Scan the lines below; pull out those with "style".

***

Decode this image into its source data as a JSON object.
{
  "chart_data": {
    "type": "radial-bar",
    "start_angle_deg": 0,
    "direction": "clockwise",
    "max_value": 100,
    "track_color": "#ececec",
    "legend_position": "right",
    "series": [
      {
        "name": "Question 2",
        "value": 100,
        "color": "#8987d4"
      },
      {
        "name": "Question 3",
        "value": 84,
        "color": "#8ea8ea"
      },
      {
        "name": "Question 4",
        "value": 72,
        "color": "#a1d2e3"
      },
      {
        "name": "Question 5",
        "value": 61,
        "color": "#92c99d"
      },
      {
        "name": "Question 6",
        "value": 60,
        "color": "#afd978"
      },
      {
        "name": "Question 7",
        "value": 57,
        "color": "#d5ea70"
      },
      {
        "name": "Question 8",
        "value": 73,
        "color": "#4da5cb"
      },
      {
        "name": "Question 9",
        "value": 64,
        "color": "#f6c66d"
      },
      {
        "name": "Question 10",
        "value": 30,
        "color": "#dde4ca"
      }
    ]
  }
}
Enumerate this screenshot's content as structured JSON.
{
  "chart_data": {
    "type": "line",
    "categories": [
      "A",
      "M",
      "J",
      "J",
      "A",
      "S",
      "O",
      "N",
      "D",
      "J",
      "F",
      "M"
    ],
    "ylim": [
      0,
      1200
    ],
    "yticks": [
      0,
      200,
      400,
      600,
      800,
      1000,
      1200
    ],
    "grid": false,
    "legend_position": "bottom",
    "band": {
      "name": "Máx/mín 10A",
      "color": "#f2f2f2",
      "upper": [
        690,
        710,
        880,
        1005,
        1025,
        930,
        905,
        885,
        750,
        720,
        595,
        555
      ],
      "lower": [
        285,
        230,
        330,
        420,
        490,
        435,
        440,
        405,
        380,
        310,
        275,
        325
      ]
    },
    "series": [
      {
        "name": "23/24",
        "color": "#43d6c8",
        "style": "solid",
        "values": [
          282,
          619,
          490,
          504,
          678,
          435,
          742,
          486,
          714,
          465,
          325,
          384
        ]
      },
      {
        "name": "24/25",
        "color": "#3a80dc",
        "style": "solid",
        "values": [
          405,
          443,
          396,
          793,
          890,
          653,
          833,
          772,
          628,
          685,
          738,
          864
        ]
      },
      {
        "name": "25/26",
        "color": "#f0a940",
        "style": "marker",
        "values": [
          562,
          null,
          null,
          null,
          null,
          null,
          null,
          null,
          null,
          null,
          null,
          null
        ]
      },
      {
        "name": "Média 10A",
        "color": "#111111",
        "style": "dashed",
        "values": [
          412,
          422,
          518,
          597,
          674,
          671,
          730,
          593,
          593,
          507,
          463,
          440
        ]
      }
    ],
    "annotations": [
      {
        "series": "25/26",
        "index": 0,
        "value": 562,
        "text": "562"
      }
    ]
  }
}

***

- **Final result**
        "style": "solid",
        "style": "solid",
        "style": "marker",
        "style": "dashed",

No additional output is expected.